■ INFORMATION SUPPLIED

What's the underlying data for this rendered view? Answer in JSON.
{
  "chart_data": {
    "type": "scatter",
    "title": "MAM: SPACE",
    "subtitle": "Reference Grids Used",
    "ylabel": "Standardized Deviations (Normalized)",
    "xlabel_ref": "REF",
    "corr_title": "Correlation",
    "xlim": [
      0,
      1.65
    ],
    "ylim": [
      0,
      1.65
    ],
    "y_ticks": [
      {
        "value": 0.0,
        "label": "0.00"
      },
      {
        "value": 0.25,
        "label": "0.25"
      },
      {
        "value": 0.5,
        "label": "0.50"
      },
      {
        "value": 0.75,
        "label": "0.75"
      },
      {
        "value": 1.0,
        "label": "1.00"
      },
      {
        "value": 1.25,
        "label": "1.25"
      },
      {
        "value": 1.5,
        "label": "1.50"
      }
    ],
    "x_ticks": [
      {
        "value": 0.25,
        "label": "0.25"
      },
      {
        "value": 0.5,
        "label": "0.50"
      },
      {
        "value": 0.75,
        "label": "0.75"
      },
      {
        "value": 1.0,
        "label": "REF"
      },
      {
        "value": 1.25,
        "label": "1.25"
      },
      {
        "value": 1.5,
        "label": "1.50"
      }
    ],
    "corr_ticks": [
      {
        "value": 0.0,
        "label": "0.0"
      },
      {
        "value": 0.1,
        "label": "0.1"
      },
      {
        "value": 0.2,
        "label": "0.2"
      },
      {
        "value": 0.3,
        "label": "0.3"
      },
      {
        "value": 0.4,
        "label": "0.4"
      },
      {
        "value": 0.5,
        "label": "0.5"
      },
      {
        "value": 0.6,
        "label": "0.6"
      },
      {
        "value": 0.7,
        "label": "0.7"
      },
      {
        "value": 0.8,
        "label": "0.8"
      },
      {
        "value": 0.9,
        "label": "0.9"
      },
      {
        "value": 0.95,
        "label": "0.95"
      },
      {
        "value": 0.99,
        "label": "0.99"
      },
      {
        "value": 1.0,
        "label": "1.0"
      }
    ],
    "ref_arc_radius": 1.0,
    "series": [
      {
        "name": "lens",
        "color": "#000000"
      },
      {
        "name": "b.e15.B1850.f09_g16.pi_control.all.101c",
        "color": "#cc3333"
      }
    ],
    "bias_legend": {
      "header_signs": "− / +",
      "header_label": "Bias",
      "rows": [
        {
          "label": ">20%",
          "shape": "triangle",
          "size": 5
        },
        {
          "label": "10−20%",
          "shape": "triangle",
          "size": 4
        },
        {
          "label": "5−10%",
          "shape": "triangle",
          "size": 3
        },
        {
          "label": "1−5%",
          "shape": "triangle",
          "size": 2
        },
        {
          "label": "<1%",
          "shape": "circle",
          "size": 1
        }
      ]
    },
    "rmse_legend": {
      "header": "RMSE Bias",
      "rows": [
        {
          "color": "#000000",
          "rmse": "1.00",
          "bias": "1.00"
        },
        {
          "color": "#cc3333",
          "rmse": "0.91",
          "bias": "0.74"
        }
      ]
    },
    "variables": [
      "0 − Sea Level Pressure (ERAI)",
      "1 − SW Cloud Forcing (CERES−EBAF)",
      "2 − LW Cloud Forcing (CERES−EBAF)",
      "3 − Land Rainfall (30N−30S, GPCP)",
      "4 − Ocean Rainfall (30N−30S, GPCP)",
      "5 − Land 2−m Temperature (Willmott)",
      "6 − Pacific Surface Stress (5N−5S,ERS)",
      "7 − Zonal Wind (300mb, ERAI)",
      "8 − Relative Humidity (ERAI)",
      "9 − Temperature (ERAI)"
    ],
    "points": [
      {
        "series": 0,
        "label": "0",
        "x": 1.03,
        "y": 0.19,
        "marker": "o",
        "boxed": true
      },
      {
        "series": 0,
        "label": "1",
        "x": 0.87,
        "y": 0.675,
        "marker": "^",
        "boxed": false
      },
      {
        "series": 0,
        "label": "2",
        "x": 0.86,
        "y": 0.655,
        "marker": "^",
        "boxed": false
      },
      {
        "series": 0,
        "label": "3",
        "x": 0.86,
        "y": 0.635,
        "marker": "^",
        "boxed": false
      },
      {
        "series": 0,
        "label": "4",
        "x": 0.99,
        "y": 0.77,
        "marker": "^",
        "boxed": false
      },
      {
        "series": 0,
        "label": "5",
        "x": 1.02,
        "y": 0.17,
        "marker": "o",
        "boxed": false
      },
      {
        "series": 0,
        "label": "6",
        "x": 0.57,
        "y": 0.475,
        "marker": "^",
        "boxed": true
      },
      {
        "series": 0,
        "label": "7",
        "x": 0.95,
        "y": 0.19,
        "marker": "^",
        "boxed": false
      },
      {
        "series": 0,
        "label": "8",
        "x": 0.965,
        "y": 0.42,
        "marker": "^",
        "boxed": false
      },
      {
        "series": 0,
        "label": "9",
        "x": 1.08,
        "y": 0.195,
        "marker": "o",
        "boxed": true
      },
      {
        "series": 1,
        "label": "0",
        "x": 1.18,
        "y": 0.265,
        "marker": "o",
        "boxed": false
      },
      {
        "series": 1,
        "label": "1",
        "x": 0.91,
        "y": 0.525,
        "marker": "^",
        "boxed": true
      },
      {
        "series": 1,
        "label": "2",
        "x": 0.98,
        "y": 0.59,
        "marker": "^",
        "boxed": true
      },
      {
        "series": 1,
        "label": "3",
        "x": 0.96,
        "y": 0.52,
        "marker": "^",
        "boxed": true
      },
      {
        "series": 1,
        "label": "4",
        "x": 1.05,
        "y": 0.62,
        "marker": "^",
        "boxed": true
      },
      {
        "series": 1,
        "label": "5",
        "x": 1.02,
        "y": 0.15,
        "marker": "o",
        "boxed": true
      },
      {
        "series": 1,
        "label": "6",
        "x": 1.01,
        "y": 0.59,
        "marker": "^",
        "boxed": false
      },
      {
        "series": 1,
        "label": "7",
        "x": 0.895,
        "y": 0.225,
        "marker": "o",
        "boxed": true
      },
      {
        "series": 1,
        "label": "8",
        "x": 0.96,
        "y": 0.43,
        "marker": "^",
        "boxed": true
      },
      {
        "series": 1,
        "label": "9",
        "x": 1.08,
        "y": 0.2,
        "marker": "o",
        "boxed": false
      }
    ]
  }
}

■ PROBLEM DESCRIPTION
Copy out all the entries shown above, character for character.

■ OUTPUT OF THE EXERCISE
What's the underlying data for this rendered view? Answer in JSON.
{
  "chart_data": {
    "type": "scatter",
    "title": "MAM: SPACE",
    "subtitle": "Reference Grids Used",
    "ylabel": "Standardized Deviations (Normalized)",
    "xlabel_ref": "REF",
    "corr_title": "Correlation",
    "xlim": [
      0,
      1.65
    ],
    "ylim": [
      0,
      1.65
    ],
    "y_ticks": [
      {
        "value": 0.0,
        "label": "0.00"
      },
      {
        "value": 0.25,
        "label": "0.25"
      },
      {
        "value": 0.5,
        "label": "0.50"
      },
      {
        "value": 0.75,
        "label": "0.75"
      },
      {
        "value": 1.0,
        "label": "1.00"
      },
      {
        "value": 1.25,
        "label": "1.25"
      },
      {
        "value": 1.5,
        "label": "1.50"
      }
    ],
    "x_ticks": [
      {
        "value": 0.25,
        "label": "0.25"
      },
      {
        "value": 0.5,
        "label": "0.50"
      },
      {
        "value": 0.75,
        "label": "0.75"
      },
      {
        "value": 1.0,
        "label": "REF"
      },
      {
        "value": 1.25,
        "label": "1.25"
      },
      {
        "value": 1.5,
        "label": "1.50"
      }
    ],
    "corr_ticks": [
      {
        "value": 0.0,
        "label": "0.0"
      },
      {
        "value": 0.1,
        "label": "0.1"
      },
      {
        "value": 0.2,
        "label": "0.2"
      },
      {
        "value": 0.3,
        "label": "0.3"
      },
      {
        "value": 0.4,
        "label": "0.4"
      },
      {
        "value": 0.5,
        "label": "0.5"
      },
      {
        "value": 0.6,
        "label": "0.6"
      },
      {
        "value": 0.7,
        "label": "0.7"
      },
      {
        "value": 0.8,
        "label": "0.8"
      },
      {
        "value": 0.9,
        "label": "0.9"
      },
      {
        "value": 0.95,
        "label": "0.95"
      },
      {
        "value": 0.99,
        "label": "0.99"
      },
      {
        "value": 1.0,
        "label": "1.0"
      }
    ],
    "ref_arc_radius": 1.0,
    "series": [
      {
        "name": "lens",
        "color": "#000000"
      },
      {
        "name": "b.e15.B1850.f09_g16.pi_control.all.101c",
        "color": "#cc3333"
      }
    ],
    "bias_legend": {
      "header_signs": "− / +",
      "header_label": "Bias",
      "rows": [
        {
          "label": ">20%",
          "shape": "triangle",
          "size": 5
        },
        {
          "label": "10−20%",
          "shape": "triangle",
          "size": 4
        },
        {
          "label": "5−10%",
          "shape": "triangle",
          "size": 3
        },
        {
          "label": "1−5%",
          "shape": "triangle",
          "size": 2
        },
        {
          "label": "<1%",
          "shape": "circle",
          "size": 1
        }
      ]
    },
    "rmse_legend": {
      "header": "RMSE Bias",
      "rows": [
        {
          "color": "#000000",
          "rmse": "1.00",
          "bias": "1.00"
        },
        {
          "color": "#cc3333",
          "rmse": "0.91",
          "bias": "0.74"
        }
      ]
    },
    "variables": [
      "0 − Sea Level Pressure (ERAI)",
      "1 − SW Cloud Forcing (CERES−EBAF)",
      "2 − LW Cloud Forcing (CERES−EBAF)",
      "3 − Land Rainfall (30N−30S, GPCP)",
      "4 − Ocean Rainfall (30N−30S, GPCP)",
      "5 − Land 2−m Temperature (Willmott)",
      "6 − Pacific Surface Stress (5N−5S,ERS)",
      "7 − Zonal Wind (300mb, ERAI)",
      "8 − Relative Humidity (ERAI)",
      "9 − Temperature (ERAI)"
    ],
    "points": [
      {
        "series": 0,
        "label": "0",
        "x": 1.03,
        "y": 0.19,
        "marker": "o",
        "boxed": true
      },
      {
        "series": 0,
        "label": "1",
        "x": 0.87,
        "y": 0.675,
        "marker": "^",
        "boxed": false
      },
      {
        "series": 0,
        "label": "2",
        "x": 0.86,
        "y": 0.655,
        "marker": "^",
        "boxed": false
      },
      {
        "series": 0,
        "label": "3",
        "x": 0.86,
        "y": 0.635,
        "marker": "^",
        "boxed": false
      },
      {
        "series": 0,
        "label": "4",
        "x": 0.99,
        "y": 0.77,
        "marker": "^",
        "boxed": false
      },
      {
        "series": 0,
        "label": "5",
        "x": 1.02,
        "y": 0.17,
        "marker": "o",
        "boxed": false
      },
      {
        "series": 0,
        "label": "6",
        "x": 0.57,
        "y": 0.475,
        "marker": "^",
        "boxed": true
      },
      {
        "series": 0,
        "label": "7",
        "x": 0.95,
        "y": 0.19,
        "marker": "^",
        "boxed": false
      },
      {
        "series": 0,
        "label": "8",
        "x": 0.965,
        "y": 0.42,
        "marker": "^",
        "boxed": false
      },
      {
        "series": 0,
        "label": "9",
        "x": 1.08,
        "y": 0.195,
        "marker": "o",
        "boxed": true
      },
      {
        "series": 1,
        "label": "0",
        "x": 1.18,
        "y": 0.265,
        "marker": "o",
        "boxed": false
      },
      {
        "series": 1,
        "label": "1",
        "x": 0.91,
        "y": 0.525,
        "marker": "^",
        "boxed": true
      },
      {
        "series": 1,
        "label": "2",
        "x": 0.98,
        "y": 0.59,
        "marker": "^",
        "boxed": true
      },
      {
        "series": 1,
        "label": "3",
        "x": 0.96,
        "y": 0.52,
        "marker": "^",
        "boxed": true
      },
      {
        "series": 1,
        "label": "4",
        "x": 1.05,
        "y": 0.62,
        "marker": "^",
        "boxed": true
      },
      {
        "series": 1,
        "label": "5",
        "x": 1.02,
        "y": 0.15,
        "marker": "o",
        "boxed": true
      },
      {
        "series": 1,
        "label": "6",
        "x": 1.01,
        "y": 0.59,
        "marker": "^",
        "boxed": false
      },
      {
        "series": 1,
        "label": "7",
        "x": 0.895,
        "y": 0.225,
        "marker": "o",
        "boxed": true
      },
      {
        "series": 1,
        "label": "8",
        "x": 0.96,
        "y": 0.43,
        "marker": "^",
        "boxed": true
      },
      {
        "series": 1,
        "label": "9",
        "x": 1.08,
        "y": 0.2,
        "marker": "o",
        "boxed": false
      }
    ]
  }
}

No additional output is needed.